**Estratto del testo:**
Decorsi inutilmente i termini per l’adempimento (30 giorni), che devono es- sere calcolati dal giorno dell’avvenuta notifica dell’invito al pagamento, e a cui devono aggiungersi ulteriori dieci giorni per il deposito della ricevuta di pagamento, il predetto Ufficio procede all’iscrizione a ruolo della sanzione. Trascorsi i sopraindicati trenta giorni, il debitore può, comunque, effettuare il pagamento della sanzione, utilizzando il modello F23, indicando il codice:

«699T» «Sanzione – art. 16, c.1bis, d.P.R. n. 115/2002».

 

Per quanto concerne la riscossione coattiva del contributo unificato, per la parte privata, qualora il debitore non provveda al pagamento entro il termine stabilito nell’invito al pagamento, l’ufficio di segreteria, presso cui è depositato l’atto con- nesso al pagamento o all’integrazione del contributo unificato, procederà coattivamente, mediante iscrizione a ruolo, al recupero del contributo unificato e dei relativi interessi legali. Relativamente al recupero delle spese prenotate a debito, nel processo di cui è parte l’Amministrazione pubblica, si fa presente che l’art. 158, comma 3 del TUSG ne individua le modalità di riscossione ed il soggetto competente al recupero delle stesse, prevedendo che: «Le spese prenotate a debito e anticipate dall’erario sono recuperate mediante iscrizione a ruolo dall’amministrazione, insieme alle altre spese anticipate, in caso di condanna dell’altra parte alla rifusione delle spese in proprio favore». Pertanto — in conformità a quanto precisato dal Ministero della Giustizia con nota del 3 luglio 2011 e con circolare n. 9 del 26 giugno 2003 — la riscossione delle spese prenotate a debito dovrà essere curata dalla singola Amministrazione risultata vittoriosa nel processo tributario, nei confronti delle controparti processuali.

 

Al fine di consentire alle amministrazioni interessate il recupero del dovuto, gli uffici di segreteria dovranno trasmettere all’amministrazione o alle amministrazioni parte del processo — con apposita nota, previamente firmata dal responsabile del procedimento di cui deve essere conservata copia — il foglio notizie previsto dall’art. 280 del TUSG. Resta inteso che, se l’amministrazione pubblica, ammessa alla prenotazione a debito, risultasse parte soccombente, non dovrà essere effettuata alcuna comunicazione.

**Esercizio:** Ricopia fedelmente dal brano sulla riscossione del contributo unificato la parte che comincia con "Al fine di consentire" e prosegue fino a "effettuata alcuna comunicazione.".

**Insieme di dati:**
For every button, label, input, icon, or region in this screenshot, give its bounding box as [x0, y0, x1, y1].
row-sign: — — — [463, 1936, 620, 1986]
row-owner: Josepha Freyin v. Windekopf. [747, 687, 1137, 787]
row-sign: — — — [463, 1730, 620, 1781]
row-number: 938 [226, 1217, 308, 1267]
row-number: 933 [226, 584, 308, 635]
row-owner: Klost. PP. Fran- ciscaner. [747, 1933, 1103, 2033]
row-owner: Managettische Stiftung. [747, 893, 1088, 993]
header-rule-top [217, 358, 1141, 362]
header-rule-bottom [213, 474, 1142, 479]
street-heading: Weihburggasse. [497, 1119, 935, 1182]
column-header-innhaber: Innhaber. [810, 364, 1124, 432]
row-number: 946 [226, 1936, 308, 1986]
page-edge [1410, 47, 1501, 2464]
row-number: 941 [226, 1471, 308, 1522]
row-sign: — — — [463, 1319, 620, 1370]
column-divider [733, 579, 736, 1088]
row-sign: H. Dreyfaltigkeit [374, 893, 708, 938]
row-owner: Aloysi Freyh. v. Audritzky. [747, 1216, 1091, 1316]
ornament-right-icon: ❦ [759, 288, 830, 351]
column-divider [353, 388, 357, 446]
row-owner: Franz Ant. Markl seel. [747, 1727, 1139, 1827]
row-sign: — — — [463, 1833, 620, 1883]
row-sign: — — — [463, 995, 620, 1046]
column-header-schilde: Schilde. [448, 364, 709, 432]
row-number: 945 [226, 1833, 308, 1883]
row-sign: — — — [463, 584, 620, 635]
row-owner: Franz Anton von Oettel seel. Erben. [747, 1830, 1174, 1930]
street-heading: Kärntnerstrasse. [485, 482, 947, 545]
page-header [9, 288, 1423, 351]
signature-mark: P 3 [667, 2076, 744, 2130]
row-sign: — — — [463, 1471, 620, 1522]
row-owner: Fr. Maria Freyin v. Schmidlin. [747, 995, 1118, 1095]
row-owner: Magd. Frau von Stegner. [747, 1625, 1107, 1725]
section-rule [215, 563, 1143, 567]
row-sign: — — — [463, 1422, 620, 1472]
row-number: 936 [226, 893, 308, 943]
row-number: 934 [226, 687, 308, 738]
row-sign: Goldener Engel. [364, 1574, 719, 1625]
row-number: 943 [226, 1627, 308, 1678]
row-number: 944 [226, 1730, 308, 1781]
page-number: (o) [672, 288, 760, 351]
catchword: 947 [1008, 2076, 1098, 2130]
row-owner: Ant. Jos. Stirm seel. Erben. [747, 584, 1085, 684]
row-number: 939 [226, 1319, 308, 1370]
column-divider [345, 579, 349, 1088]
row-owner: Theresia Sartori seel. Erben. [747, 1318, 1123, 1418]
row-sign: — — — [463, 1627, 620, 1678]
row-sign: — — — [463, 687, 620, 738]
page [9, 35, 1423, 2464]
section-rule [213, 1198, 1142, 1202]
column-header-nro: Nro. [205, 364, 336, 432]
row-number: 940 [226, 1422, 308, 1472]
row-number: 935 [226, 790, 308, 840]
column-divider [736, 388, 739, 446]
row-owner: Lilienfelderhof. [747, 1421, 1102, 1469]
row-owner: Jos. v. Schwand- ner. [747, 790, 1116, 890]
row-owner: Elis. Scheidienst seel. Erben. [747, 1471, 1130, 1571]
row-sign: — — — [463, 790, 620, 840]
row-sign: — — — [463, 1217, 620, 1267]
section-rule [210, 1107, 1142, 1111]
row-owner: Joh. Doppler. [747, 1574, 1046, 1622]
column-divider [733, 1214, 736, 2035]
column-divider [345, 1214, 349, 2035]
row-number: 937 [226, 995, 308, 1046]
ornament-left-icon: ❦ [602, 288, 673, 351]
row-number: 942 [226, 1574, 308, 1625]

**Risultato:**
Al fine di consentire alle amministrazioni interessate il recupero del dovuto, gli uffici di segreteria dovranno trasmettere all’amministrazione o alle amministrazioni parte del processo — con apposita nota, previamente firmata dal responsabile del procedimento di cui deve essere conservata copia — il foglio notizie previsto dall’art. 280 del TUSG. Resta inteso che, se l’amministrazione pubblica, ammessa alla prenotazione a debito, risultasse parte soccombente, non dovrà essere effettuata alcuna comunicazione.